Converting base of floating point number without losing precision

Question

Terminology

In this question I am calling "floating point number" "decimal number" to prevent ambiguation with the float/double Java primitive data types. The term "decimal" has no relationship with "base 10".

Background

I am expressing a decimal number of any base in this way:

class Decimal{
    int[] digits;
    int exponent;
    int base;
    int signum;
}

which approximately expresses this double value:

public double toDouble(){
    if(signum == 0) return 0d;
    double out = 0d;
    for(int i = digits.length - 1, j = 0; i >= 0; i--, j++){
        out += digits[i] * Math.pow(base, j + exponent);
    }
    return out * signum;
}

I am aware that some conversions are not possible. For example, it is not possible to convert 0.1 (base 3) to base 10, because it is a recurring decimal. Similarly, converting 0.1 (base 9) to base 3 is not possible, but covnerting 0.3 (base 3) is possible. There are probably other cases that I have not considered.

The traditional way

The traditional way (by hand) of change of base, for integers, from base 10 to base 2, is to divide the number by the exponents of 2, and from base 2 to base 10 is to multiply the digits by respective exponents of 2. Changing from base x to base y usually involves converting to base 10 as an intermediate.

First question: Argument validation

Therefore, my first question is, if I were to implement the method public Decimal Decimal.changeBase(int newBase), how can I validate whether newBase can be made without resulting in recurring decimals (which is incompatible with the design of the int[] digits field, since I don't plan to make an int recurringOffset field just for this.

Second question: Implementation

Hence, how to implement this? I instinctively feel that this question is much easier to solve if the first question is solved.

Third question: What about recurring number output:

I don't plan to make an int recurringOffset field just for this.

For the sake of future readers, this question should also be asked.

For example, according to Wolfram|Alpha:

0.1 (base 4) = 0.[2...] (base 9)

How can this be calculated (by hand, if by programming sounds too complicated)?

[Entries from a dataset]
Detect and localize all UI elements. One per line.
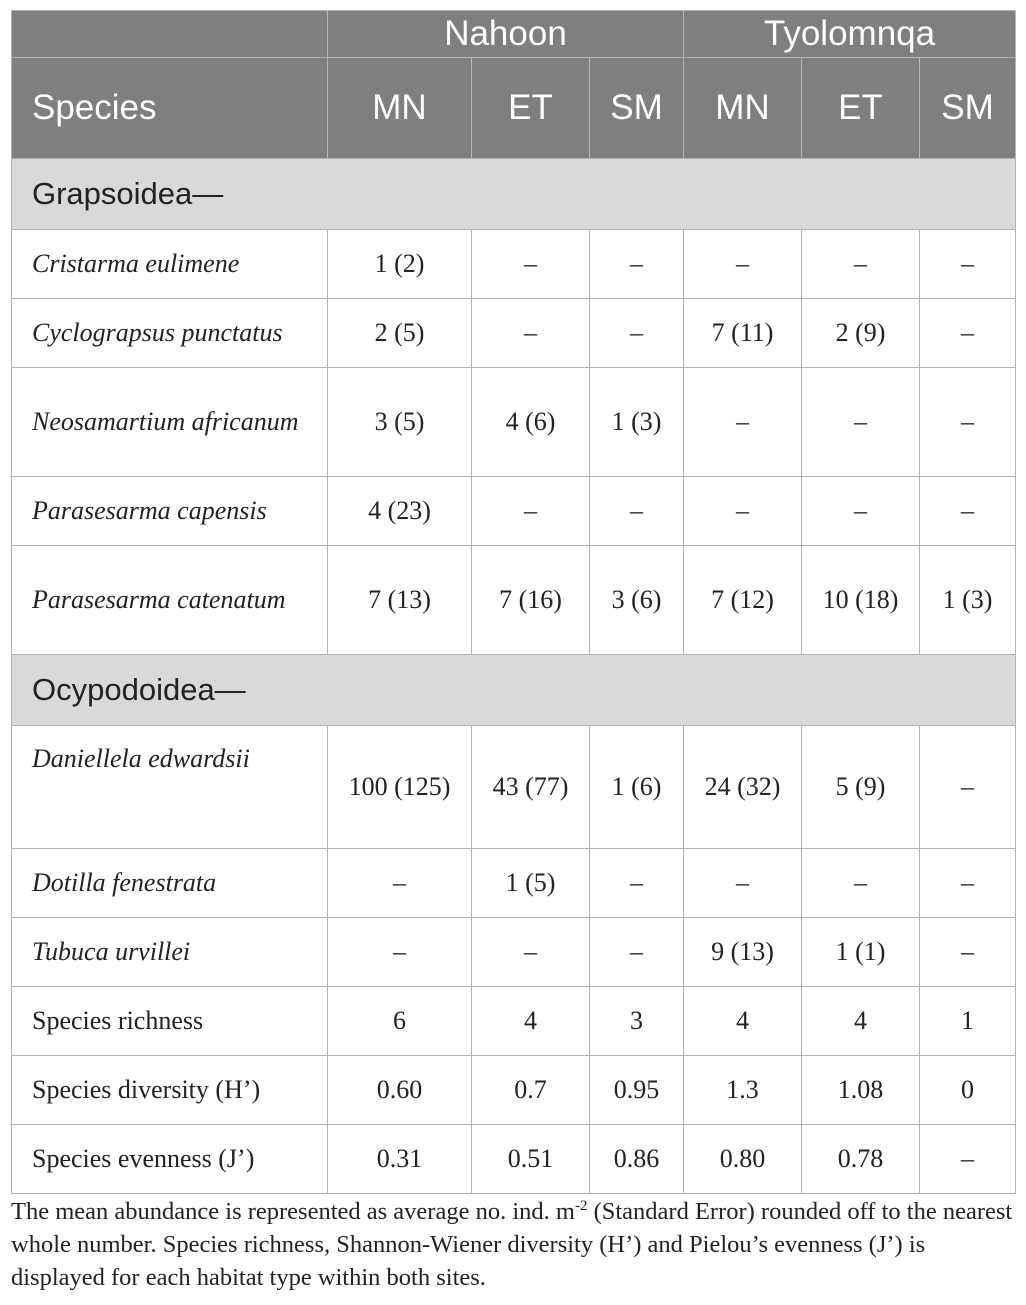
value-cell: 0.31 (328, 1125, 472, 1194)
value-cell: 7 (11) (684, 299, 802, 368)
value-cell: 2 (5) (328, 299, 472, 368)
value-cell: 4 (472, 987, 590, 1056)
site-header-nahoon: Nahoon (328, 11, 684, 58)
value-cell: 4 (6) (472, 368, 590, 477)
value-cell: 0 (920, 1056, 1016, 1125)
value-cell: – (802, 849, 920, 918)
value-cell: 0.80 (684, 1125, 802, 1194)
value-cell: 1 (1) (802, 918, 920, 987)
value-cell: 0.86 (590, 1125, 684, 1194)
value-cell: – (590, 299, 684, 368)
value-cell: – (920, 726, 1016, 849)
value-cell: 1 (6) (590, 726, 684, 849)
value-cell: – (590, 230, 684, 299)
value-cell: 7 (12) (684, 546, 802, 655)
value-cell: – (472, 918, 590, 987)
group-row-grapsoidea (12, 159, 1016, 230)
value-cell: 9 (13) (684, 918, 802, 987)
species-name: Cyclograpsus punctatus (12, 299, 328, 368)
value-cell: – (920, 918, 1016, 987)
value-cell: 3 (590, 987, 684, 1056)
value-cell: 7 (13) (328, 546, 472, 655)
value-cell: 4 (684, 987, 802, 1056)
species-name: Daniellela edwardsii (12, 726, 328, 849)
species-name: Tubuca urvillei (12, 918, 328, 987)
habitat-header: MN (684, 58, 802, 159)
value-cell: 6 (328, 987, 472, 1056)
value-cell: – (920, 230, 1016, 299)
value-cell: 0.60 (328, 1056, 472, 1125)
value-cell: – (328, 849, 472, 918)
value-cell: – (472, 299, 590, 368)
value-cell: – (684, 477, 802, 546)
summary-label: Species richness (12, 987, 328, 1056)
site-header-row (12, 11, 1016, 58)
value-cell: – (920, 1125, 1016, 1194)
habitat-header: ET (802, 58, 920, 159)
value-cell: 2 (9) (802, 299, 920, 368)
summary-row-richness (12, 987, 1016, 1056)
species-column-header: Species (12, 58, 328, 159)
footnote-part2: (Standard Error) rounded off to the nearest whole number. Species richness, Shannon-Wiener diversity (H’) and Pielou’s evenness (J’) is displayed for each habitat type within both sites. (11, 1198, 1013, 1292)
group-row-ocypodoidea (12, 655, 1016, 726)
footnote-part1: The mean abundance is represented as average no. ind. m (11, 1198, 575, 1226)
site-header-tyolomnqa: Tyolomnqa (684, 11, 1016, 58)
species-name: Cristarma eulimene (12, 230, 328, 299)
group-label: Ocypodoidea— (12, 655, 1016, 726)
footnote-superscript: -2 (574, 1198, 588, 1214)
group-label: Grapsoidea— (12, 159, 1016, 230)
value-cell: 0.7 (472, 1056, 590, 1125)
value-cell: 0.78 (802, 1125, 920, 1194)
habitat-header: MN (328, 58, 472, 159)
summary-row-evenness (12, 1125, 1016, 1194)
header-blank-cell (12, 11, 328, 58)
table-footnote (11, 1190, 1017, 1294)
table-row (12, 230, 1016, 299)
table-row (12, 849, 1016, 918)
value-cell: 3 (6) (590, 546, 684, 655)
value-cell: 1.08 (802, 1056, 920, 1125)
value-cell: 24 (32) (684, 726, 802, 849)
table-row (12, 368, 1016, 477)
habitat-header: ET (472, 58, 590, 159)
value-cell: – (920, 299, 1016, 368)
value-cell: 0.95 (590, 1056, 684, 1125)
value-cell: – (802, 230, 920, 299)
table-row (12, 726, 1016, 849)
species-name: Neosamartium africanum (12, 368, 328, 477)
habitat-header: SM (920, 58, 1016, 159)
summary-row-diversity (12, 1056, 1016, 1125)
species-name: Parasesarma capensis (12, 477, 328, 546)
table-row (12, 918, 1016, 987)
value-cell: 1 (3) (590, 368, 684, 477)
value-cell: 1 (5) (472, 849, 590, 918)
value-cell: – (590, 918, 684, 987)
value-cell: – (472, 230, 590, 299)
value-cell: 1 (920, 987, 1016, 1056)
value-cell: – (590, 477, 684, 546)
table-row (12, 477, 1016, 546)
value-cell: 0.51 (472, 1125, 590, 1194)
value-cell: – (920, 849, 1016, 918)
value-cell: – (684, 230, 802, 299)
value-cell: 7 (16) (472, 546, 590, 655)
value-cell: 5 (9) (802, 726, 920, 849)
habitat-header-row (12, 58, 1016, 159)
abundance-table-container (11, 10, 1015, 1194)
value-cell: 1 (3) (920, 546, 1016, 655)
value-cell: 10 (18) (802, 546, 920, 655)
value-cell: 4 (802, 987, 920, 1056)
value-cell: 100 (125) (328, 726, 472, 849)
value-cell: 1.3 (684, 1056, 802, 1125)
species-name: Dotilla fenestrata (12, 849, 328, 918)
species-name: Parasesarma catenatum (12, 546, 328, 655)
abundance-table (11, 10, 1016, 1194)
value-cell: – (684, 849, 802, 918)
value-cell: 3 (5) (328, 368, 472, 477)
value-cell: – (802, 477, 920, 546)
value-cell: – (590, 849, 684, 918)
value-cell: – (920, 368, 1016, 477)
value-cell: 1 (2) (328, 230, 472, 299)
value-cell: – (920, 477, 1016, 546)
habitat-header: SM (590, 58, 684, 159)
value-cell: 4 (23) (328, 477, 472, 546)
value-cell: 43 (77) (472, 726, 590, 849)
summary-label: Species evenness (J’) (12, 1125, 328, 1194)
table-row (12, 299, 1016, 368)
value-cell: – (802, 368, 920, 477)
summary-label: Species diversity (H’) (12, 1056, 328, 1125)
value-cell: – (328, 918, 472, 987)
value-cell: – (684, 368, 802, 477)
table-row (12, 546, 1016, 655)
value-cell: – (472, 477, 590, 546)
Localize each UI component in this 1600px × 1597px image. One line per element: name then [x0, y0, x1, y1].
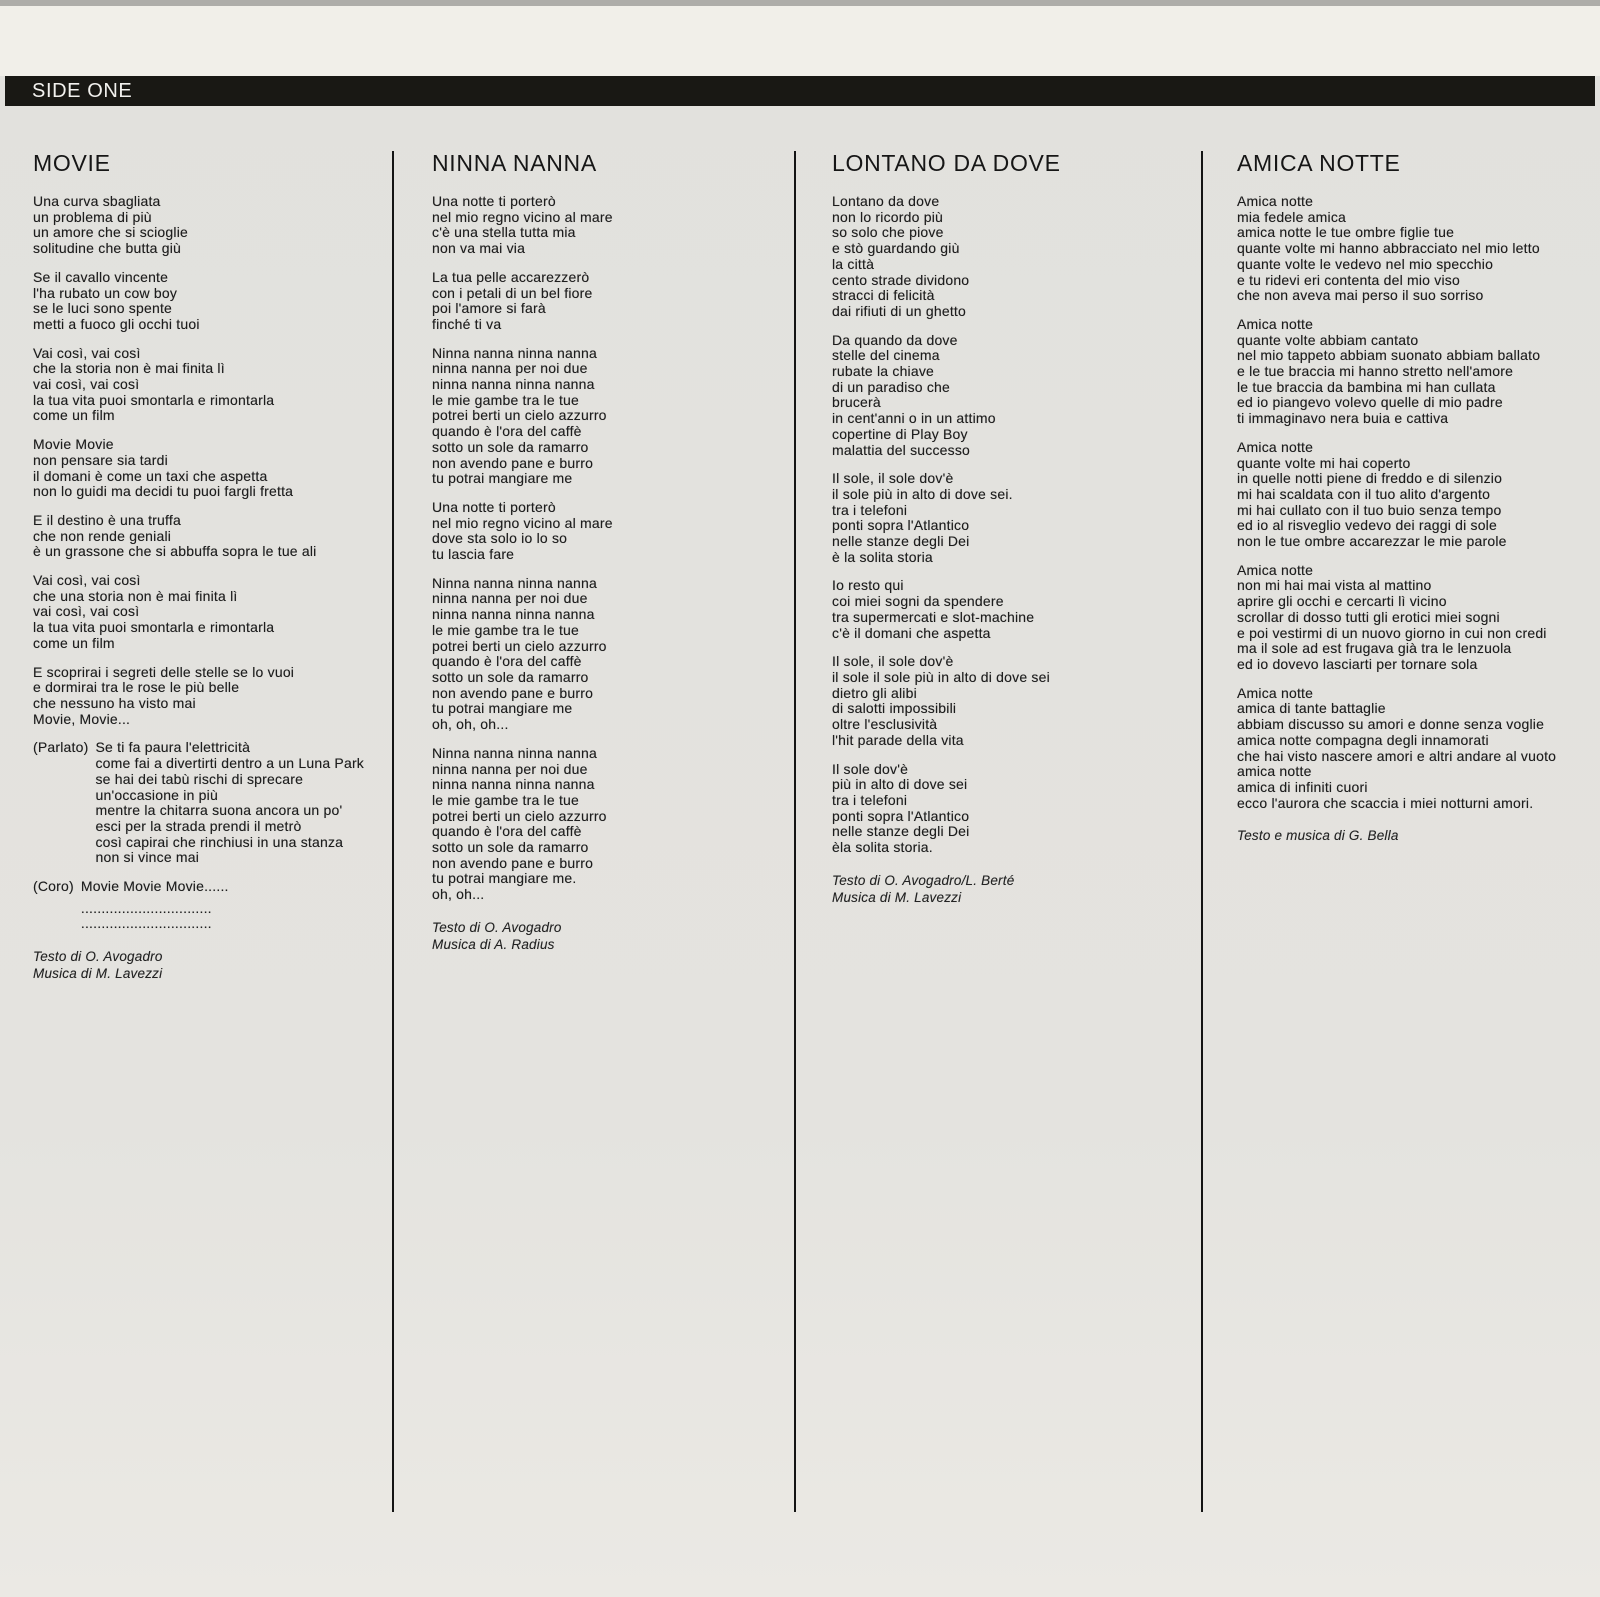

- _Brief 1_:
Answer these questions using the base-conversion post:
(a) What four fields does the Decimal class declare?
(b) What does toDouble() return when signum is 0?
(c) According to Wolfram|Alpha, what is 0.1 (base 4) in base 9?
- _Brief 2_: Can you echo the base-conversion post from "For the sake" to "sounds too complicated)?", word for word?

- _Answer 1_:
(a) int[] digits, int exponent, int base and int signum.
(b) It returns 0d.
(c) 0.[2...] (base 9).

- _Answer 2_:
For the sake of future readers, this question should also be asked.

For example, according to Wolfram|Alpha:

0.1 (base 4) = 0.[2...] (base 9)

How can this be calculated (by hand, if by programming sounds too complicated)?